▶ Aim of the task: Work out how many lines have "glucose" in them. Give only that number.

▶ Available records:
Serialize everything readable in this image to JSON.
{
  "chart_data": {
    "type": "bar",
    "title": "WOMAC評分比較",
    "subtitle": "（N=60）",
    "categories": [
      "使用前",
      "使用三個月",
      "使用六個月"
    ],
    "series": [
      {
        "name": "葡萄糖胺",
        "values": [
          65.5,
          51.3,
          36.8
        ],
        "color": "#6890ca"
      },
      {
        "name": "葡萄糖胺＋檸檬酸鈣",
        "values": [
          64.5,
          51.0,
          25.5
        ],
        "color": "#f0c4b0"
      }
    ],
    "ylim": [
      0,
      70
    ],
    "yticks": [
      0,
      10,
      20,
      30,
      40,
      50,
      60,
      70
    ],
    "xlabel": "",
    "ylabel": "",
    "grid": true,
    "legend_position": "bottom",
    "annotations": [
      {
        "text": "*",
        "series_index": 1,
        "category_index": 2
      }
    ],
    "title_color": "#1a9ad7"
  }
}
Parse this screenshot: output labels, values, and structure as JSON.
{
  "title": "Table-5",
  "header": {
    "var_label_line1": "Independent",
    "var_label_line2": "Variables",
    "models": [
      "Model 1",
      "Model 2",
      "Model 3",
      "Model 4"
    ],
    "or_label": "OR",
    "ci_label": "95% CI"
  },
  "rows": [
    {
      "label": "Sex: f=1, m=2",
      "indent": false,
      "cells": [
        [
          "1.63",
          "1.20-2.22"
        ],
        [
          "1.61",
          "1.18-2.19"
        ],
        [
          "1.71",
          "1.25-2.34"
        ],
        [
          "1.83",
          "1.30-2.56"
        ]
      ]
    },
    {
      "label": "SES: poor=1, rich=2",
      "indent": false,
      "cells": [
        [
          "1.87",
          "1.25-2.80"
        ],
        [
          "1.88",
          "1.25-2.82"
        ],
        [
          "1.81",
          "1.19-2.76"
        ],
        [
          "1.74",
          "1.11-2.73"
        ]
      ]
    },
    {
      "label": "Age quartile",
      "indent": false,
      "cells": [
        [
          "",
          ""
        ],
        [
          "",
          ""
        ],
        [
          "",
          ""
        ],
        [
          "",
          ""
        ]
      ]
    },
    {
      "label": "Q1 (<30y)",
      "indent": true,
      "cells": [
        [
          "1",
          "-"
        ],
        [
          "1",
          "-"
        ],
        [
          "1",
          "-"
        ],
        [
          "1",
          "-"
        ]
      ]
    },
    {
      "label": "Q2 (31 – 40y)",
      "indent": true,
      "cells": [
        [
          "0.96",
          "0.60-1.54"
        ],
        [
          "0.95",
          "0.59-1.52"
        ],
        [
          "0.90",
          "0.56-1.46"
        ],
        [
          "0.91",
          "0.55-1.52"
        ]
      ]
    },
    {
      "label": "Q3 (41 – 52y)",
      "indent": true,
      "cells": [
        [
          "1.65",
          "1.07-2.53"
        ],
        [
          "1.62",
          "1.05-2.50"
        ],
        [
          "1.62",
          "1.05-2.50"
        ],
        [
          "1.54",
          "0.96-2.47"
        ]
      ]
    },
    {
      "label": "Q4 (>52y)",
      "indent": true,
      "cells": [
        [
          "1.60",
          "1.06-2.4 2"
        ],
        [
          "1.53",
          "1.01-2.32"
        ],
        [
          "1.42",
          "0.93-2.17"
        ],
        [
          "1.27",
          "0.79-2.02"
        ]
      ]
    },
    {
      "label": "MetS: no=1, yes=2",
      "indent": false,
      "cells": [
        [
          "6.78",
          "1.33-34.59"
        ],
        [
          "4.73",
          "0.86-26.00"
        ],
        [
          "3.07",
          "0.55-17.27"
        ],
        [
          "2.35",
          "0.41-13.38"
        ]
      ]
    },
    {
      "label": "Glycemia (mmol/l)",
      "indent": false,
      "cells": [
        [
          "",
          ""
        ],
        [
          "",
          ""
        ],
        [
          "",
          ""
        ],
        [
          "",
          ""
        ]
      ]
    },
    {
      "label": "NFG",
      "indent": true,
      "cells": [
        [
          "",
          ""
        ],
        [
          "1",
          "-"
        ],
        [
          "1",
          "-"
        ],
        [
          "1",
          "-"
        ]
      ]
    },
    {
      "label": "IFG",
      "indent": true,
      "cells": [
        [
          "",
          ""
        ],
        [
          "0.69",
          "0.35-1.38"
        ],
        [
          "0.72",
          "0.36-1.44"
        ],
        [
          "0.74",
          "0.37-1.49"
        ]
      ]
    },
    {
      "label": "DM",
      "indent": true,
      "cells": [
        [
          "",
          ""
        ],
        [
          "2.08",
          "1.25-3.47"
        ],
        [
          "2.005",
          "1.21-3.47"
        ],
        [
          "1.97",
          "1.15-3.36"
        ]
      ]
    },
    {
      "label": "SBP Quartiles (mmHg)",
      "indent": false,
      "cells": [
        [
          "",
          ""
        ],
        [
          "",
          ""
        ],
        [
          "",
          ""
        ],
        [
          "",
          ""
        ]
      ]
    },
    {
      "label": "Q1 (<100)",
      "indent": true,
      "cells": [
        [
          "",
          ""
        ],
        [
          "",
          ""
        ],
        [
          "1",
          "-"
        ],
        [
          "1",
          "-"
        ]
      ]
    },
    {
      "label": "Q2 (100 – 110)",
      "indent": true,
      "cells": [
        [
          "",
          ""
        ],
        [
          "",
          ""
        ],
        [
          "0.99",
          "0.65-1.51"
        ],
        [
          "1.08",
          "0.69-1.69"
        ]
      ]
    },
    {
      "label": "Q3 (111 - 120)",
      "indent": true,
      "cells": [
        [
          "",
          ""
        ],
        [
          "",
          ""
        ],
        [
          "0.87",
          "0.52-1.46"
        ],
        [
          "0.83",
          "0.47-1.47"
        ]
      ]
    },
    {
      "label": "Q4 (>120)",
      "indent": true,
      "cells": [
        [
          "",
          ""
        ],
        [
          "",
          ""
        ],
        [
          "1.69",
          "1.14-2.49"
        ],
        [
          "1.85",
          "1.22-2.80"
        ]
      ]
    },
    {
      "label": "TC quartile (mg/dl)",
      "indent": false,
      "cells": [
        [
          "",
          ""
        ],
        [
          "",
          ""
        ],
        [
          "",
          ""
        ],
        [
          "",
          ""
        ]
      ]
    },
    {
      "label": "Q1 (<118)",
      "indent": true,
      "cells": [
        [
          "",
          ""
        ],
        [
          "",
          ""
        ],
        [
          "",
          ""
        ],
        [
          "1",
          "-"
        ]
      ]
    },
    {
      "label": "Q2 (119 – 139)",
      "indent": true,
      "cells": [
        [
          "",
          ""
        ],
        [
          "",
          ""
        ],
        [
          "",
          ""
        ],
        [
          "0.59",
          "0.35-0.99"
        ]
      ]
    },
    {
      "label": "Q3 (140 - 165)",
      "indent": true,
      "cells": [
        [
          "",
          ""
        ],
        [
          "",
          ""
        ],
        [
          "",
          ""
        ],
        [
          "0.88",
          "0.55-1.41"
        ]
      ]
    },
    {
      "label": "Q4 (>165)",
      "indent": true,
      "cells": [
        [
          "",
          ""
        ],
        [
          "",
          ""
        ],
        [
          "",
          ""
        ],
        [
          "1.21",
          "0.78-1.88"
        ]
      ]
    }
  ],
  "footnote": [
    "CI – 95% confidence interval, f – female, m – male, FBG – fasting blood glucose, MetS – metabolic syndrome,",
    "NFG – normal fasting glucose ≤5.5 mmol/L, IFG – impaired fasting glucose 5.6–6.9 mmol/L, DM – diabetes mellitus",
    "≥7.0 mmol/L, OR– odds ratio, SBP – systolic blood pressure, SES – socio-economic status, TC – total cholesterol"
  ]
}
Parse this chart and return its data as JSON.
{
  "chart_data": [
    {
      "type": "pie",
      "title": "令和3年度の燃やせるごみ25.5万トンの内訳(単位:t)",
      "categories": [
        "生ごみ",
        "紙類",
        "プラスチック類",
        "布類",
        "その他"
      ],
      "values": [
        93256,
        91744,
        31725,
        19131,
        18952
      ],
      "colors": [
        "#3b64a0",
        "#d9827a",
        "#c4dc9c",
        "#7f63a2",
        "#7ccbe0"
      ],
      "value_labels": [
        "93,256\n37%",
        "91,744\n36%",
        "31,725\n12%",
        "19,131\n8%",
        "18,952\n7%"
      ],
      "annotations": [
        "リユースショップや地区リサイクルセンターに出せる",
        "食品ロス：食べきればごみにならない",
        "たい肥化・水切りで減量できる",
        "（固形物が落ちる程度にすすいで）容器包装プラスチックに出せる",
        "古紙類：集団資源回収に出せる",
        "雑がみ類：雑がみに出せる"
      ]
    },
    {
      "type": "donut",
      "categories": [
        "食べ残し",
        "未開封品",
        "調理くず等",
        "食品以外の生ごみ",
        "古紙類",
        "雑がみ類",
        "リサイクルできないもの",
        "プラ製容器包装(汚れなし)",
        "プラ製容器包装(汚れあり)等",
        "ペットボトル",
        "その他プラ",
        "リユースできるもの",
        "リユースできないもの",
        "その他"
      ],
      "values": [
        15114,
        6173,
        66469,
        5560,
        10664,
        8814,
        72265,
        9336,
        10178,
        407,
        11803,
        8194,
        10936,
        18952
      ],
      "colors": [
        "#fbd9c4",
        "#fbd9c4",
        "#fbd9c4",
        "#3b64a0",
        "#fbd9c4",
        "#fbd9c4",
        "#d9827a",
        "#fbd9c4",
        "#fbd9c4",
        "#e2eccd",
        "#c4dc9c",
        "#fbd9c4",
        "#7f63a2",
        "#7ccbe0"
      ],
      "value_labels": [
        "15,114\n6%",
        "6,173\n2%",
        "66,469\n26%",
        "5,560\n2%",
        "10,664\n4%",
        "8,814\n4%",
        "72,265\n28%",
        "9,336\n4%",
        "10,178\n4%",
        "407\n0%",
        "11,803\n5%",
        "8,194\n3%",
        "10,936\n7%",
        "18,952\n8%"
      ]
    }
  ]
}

▶ Output: 2